State only the number of lines that contain the string "your".
---------- Task data
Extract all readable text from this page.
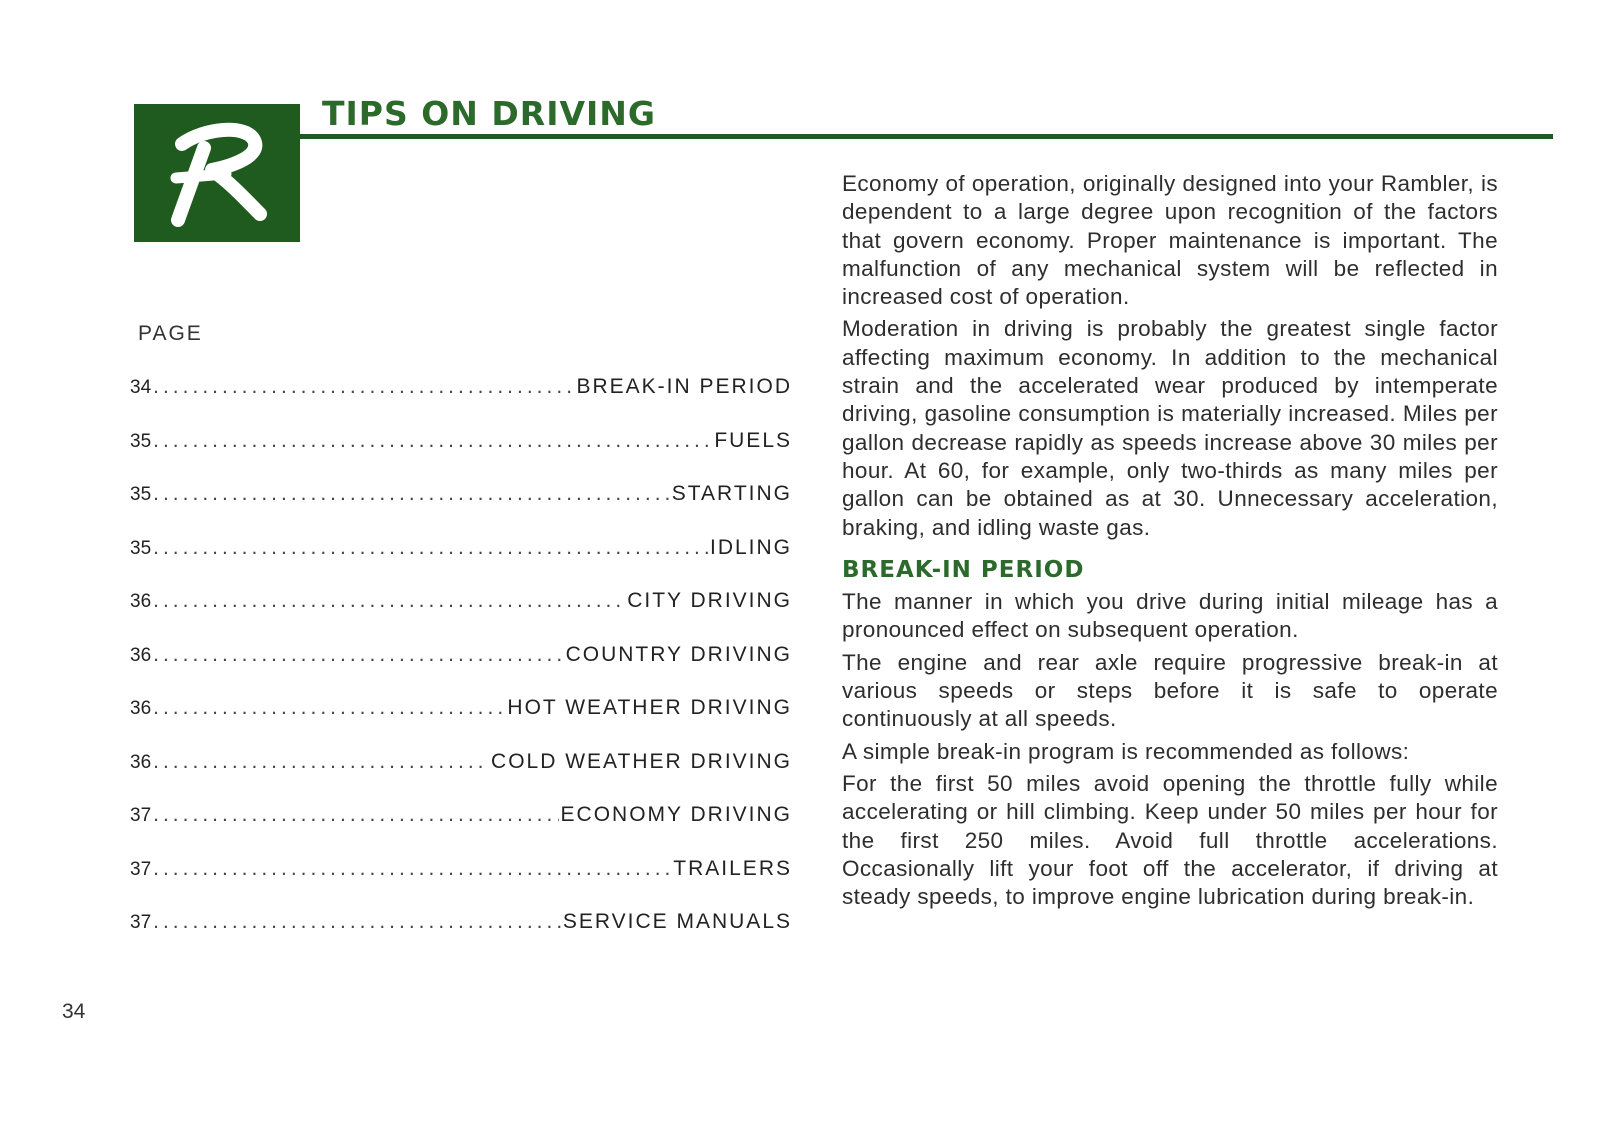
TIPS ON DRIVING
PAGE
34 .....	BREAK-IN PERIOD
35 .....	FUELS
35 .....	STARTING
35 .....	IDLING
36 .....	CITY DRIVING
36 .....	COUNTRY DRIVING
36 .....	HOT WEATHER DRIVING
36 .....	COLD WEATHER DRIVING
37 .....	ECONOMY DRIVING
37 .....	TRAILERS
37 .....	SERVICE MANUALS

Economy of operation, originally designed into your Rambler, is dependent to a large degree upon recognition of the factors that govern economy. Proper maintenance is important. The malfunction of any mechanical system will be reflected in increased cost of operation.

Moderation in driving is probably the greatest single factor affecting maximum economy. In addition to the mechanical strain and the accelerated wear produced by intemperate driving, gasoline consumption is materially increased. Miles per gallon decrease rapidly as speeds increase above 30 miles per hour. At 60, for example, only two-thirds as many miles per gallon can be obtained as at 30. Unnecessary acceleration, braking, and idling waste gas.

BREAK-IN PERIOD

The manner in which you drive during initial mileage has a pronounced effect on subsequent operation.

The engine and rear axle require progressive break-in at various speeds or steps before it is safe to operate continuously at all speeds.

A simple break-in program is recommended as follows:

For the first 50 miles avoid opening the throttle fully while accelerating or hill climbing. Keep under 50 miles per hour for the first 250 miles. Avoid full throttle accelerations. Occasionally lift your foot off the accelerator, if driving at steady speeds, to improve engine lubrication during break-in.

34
--------------------
Correct output: 2